### AIM
Find the lines holding the word "dmax" and collect them.
--- DATA ---
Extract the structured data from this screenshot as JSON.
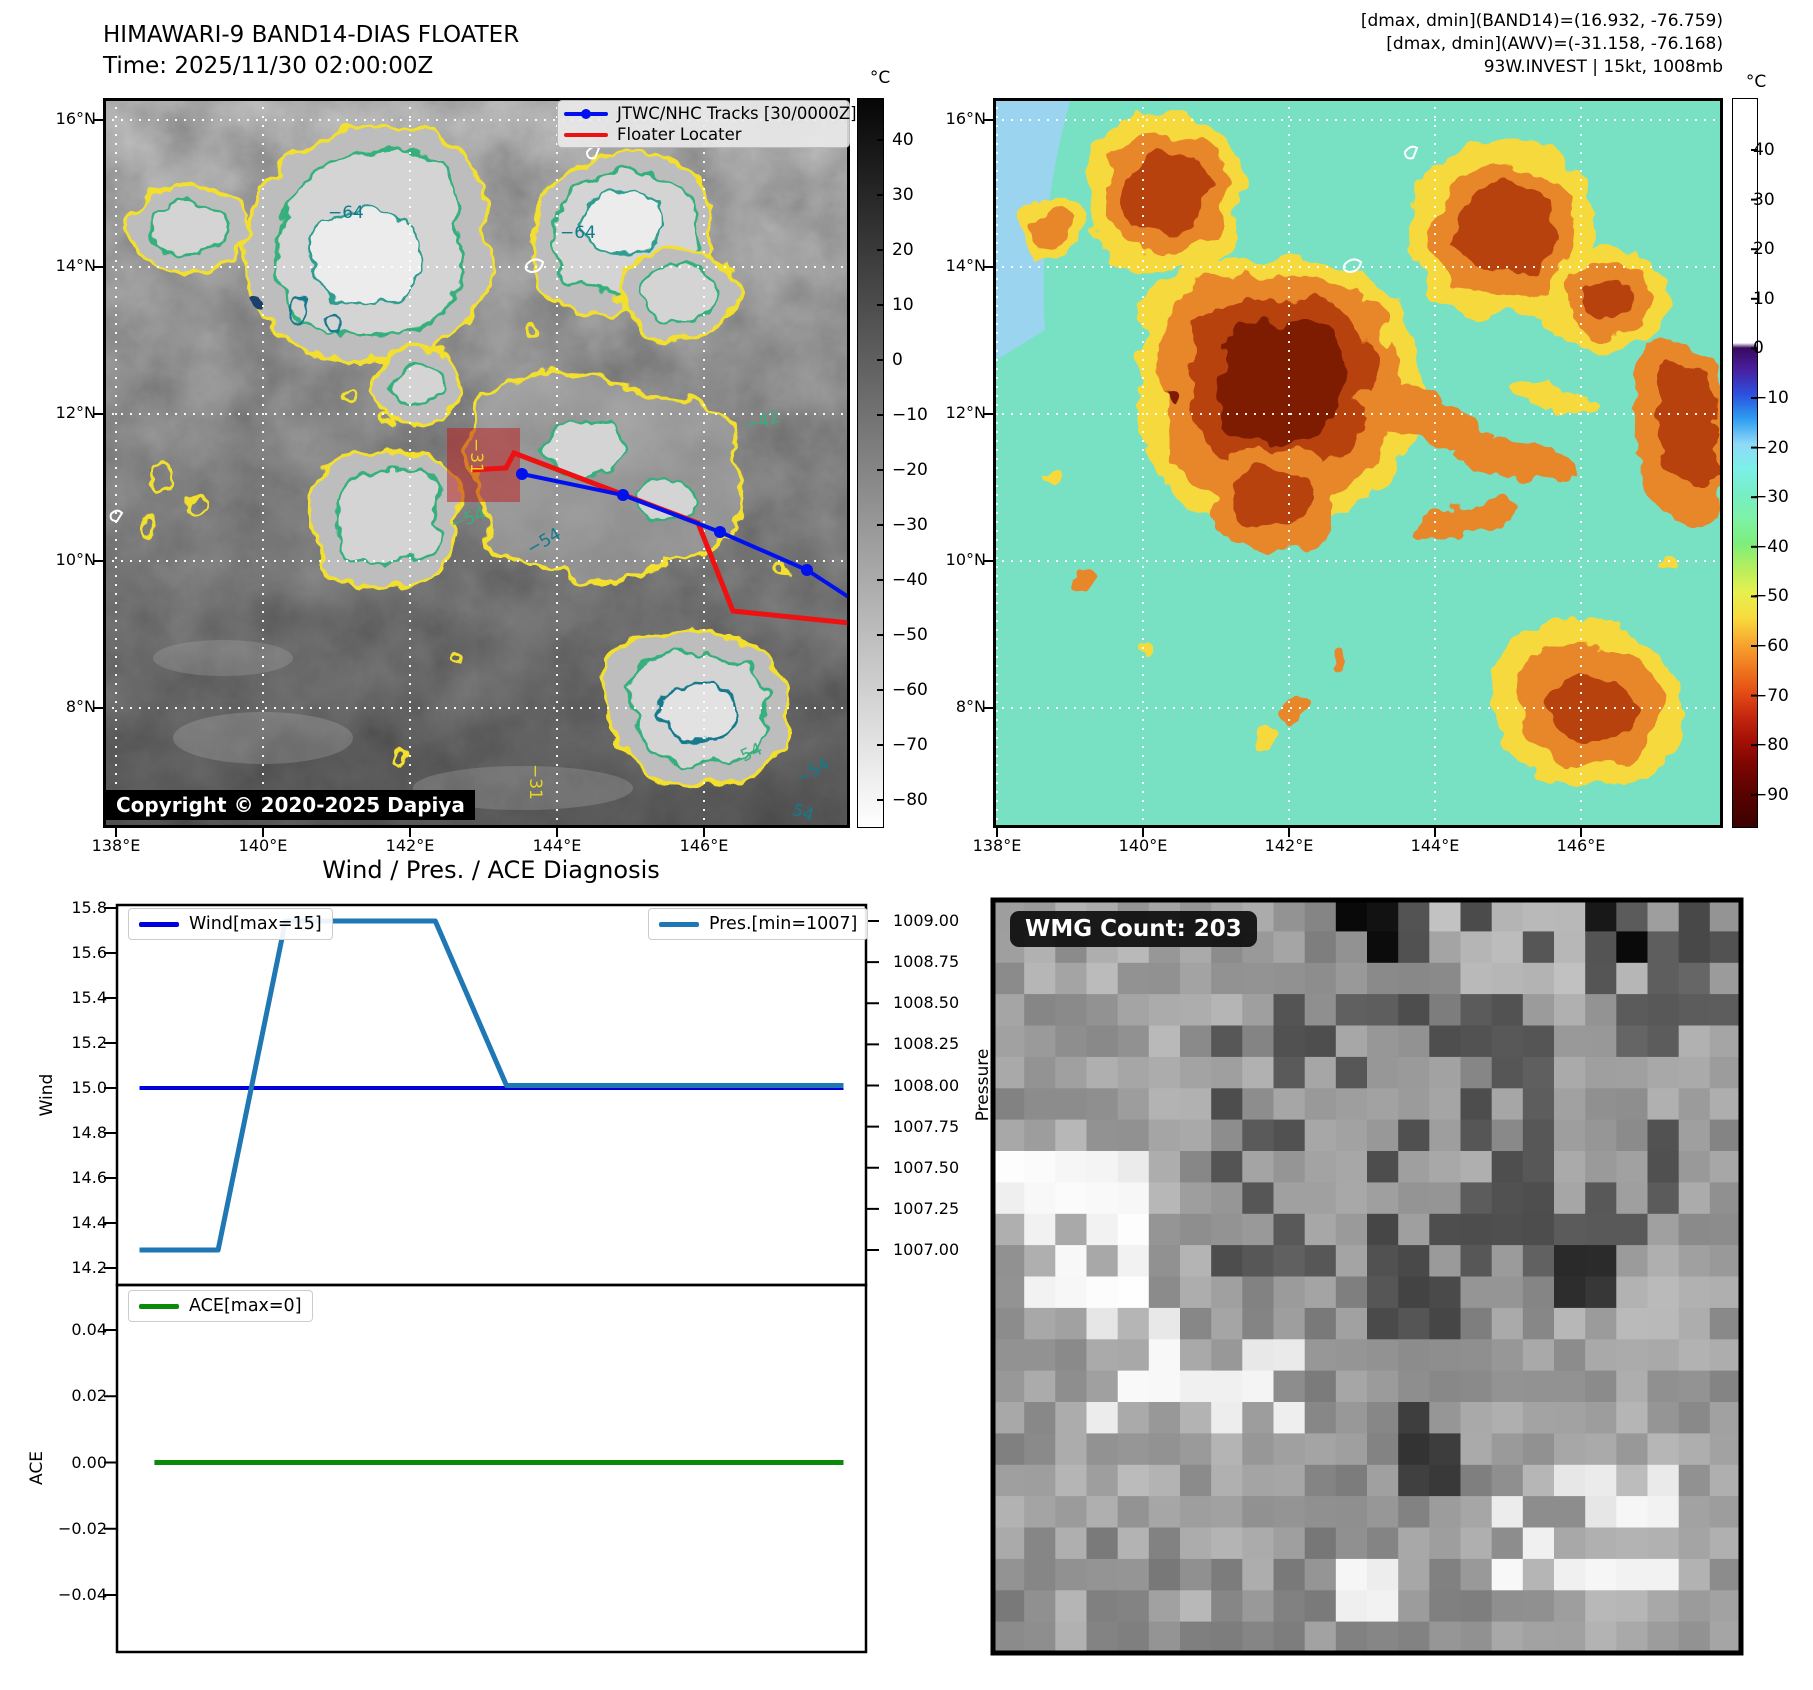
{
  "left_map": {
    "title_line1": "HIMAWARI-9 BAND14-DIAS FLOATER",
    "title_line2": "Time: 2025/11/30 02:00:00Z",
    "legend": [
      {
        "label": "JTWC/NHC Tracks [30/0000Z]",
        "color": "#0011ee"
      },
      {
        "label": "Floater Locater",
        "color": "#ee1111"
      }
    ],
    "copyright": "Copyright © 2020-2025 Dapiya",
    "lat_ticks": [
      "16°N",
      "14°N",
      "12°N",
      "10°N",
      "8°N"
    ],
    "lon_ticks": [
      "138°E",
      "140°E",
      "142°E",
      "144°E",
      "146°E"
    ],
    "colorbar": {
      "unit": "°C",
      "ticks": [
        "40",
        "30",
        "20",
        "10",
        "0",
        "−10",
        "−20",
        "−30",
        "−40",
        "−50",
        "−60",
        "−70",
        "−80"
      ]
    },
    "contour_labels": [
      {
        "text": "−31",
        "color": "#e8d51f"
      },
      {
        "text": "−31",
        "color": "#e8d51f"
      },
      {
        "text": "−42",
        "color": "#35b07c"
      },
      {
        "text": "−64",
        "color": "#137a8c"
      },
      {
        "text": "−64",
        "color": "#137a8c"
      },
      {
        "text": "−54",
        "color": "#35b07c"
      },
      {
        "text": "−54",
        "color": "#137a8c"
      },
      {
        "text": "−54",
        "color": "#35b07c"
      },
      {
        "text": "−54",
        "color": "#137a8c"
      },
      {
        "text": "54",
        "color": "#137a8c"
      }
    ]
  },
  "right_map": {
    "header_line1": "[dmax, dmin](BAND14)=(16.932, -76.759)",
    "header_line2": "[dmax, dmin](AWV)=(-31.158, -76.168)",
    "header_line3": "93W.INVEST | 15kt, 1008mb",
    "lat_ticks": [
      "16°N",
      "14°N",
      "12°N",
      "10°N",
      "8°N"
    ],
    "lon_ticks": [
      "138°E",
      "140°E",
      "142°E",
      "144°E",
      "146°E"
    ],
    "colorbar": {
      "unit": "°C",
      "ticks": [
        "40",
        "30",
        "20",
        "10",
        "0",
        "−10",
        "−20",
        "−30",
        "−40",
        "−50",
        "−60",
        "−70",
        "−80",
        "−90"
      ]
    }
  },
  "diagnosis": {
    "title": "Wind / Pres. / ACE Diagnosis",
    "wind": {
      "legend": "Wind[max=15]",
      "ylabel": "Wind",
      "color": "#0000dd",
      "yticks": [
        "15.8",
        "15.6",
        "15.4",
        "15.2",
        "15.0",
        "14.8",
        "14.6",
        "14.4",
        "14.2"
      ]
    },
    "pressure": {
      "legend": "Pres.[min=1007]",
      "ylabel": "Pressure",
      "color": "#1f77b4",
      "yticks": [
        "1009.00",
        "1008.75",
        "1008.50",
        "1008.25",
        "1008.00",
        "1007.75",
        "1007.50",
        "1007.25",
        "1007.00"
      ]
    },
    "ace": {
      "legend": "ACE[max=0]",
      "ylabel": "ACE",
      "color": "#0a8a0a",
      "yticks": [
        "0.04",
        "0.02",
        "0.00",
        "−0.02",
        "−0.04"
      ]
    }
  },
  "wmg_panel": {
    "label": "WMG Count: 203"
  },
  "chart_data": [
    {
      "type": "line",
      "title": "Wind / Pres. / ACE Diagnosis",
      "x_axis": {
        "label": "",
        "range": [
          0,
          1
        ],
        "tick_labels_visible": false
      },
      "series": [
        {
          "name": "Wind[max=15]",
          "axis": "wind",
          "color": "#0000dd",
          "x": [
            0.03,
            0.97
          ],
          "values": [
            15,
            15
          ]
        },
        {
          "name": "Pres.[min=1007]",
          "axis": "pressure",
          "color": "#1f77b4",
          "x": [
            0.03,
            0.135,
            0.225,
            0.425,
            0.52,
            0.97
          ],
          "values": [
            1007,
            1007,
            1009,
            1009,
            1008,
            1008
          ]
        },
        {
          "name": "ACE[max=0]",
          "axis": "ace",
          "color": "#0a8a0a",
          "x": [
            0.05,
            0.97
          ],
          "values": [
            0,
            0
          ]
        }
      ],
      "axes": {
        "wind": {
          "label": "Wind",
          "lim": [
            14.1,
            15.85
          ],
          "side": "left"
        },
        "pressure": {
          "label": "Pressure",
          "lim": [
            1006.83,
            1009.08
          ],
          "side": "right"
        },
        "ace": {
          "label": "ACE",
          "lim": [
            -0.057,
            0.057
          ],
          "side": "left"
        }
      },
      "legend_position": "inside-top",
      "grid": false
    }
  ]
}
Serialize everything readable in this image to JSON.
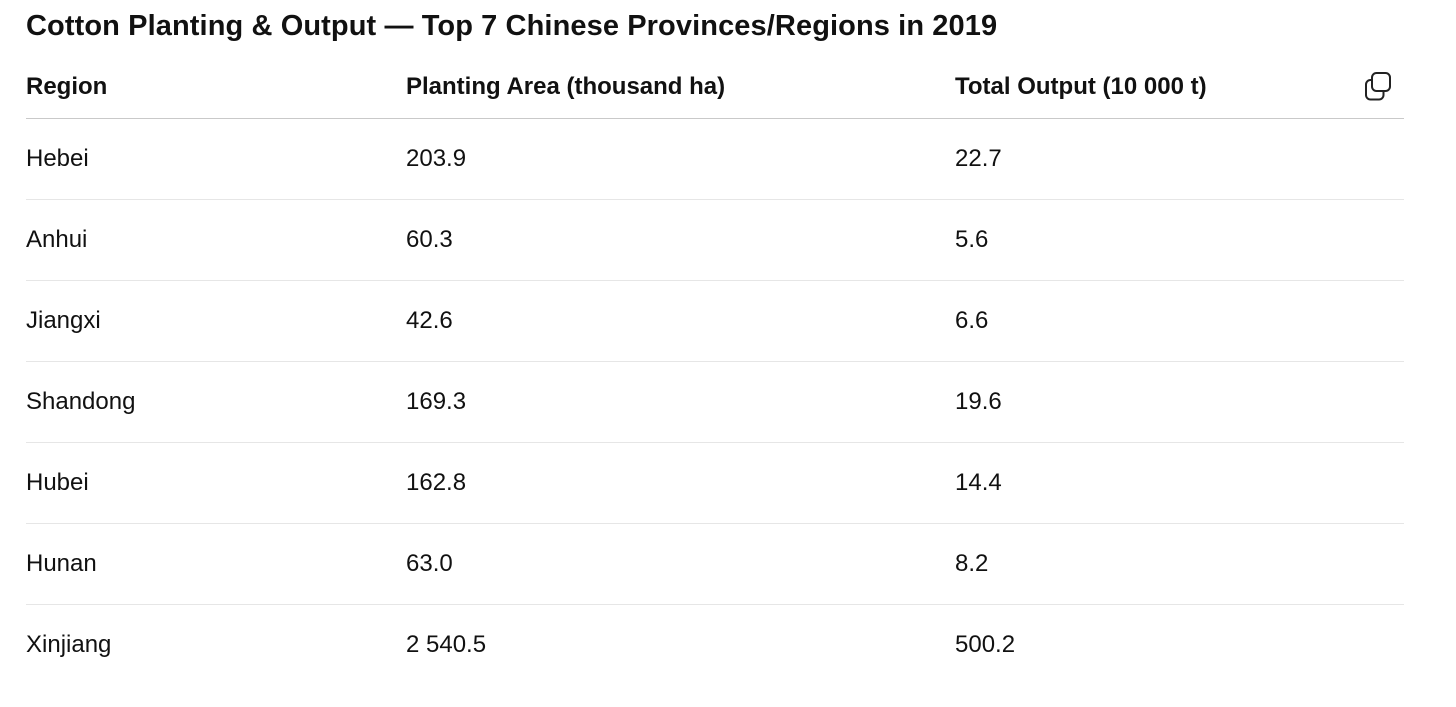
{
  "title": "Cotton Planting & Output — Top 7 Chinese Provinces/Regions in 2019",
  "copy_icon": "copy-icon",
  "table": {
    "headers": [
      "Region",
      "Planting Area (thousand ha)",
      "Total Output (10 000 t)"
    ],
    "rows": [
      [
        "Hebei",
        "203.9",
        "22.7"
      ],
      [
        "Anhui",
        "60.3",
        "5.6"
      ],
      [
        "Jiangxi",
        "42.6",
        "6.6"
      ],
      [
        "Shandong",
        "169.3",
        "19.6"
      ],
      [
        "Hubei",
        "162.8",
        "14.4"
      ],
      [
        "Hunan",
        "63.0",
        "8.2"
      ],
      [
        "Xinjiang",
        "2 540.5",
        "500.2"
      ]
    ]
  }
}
---
### ANSWER TO THIS PROBLEM
    "header_line1": "[dmax, dmin](BAND14)=(16.932, -76.759)",
    "header_line2": "[dmax, dmin](AWV)=(-31.158, -76.168)",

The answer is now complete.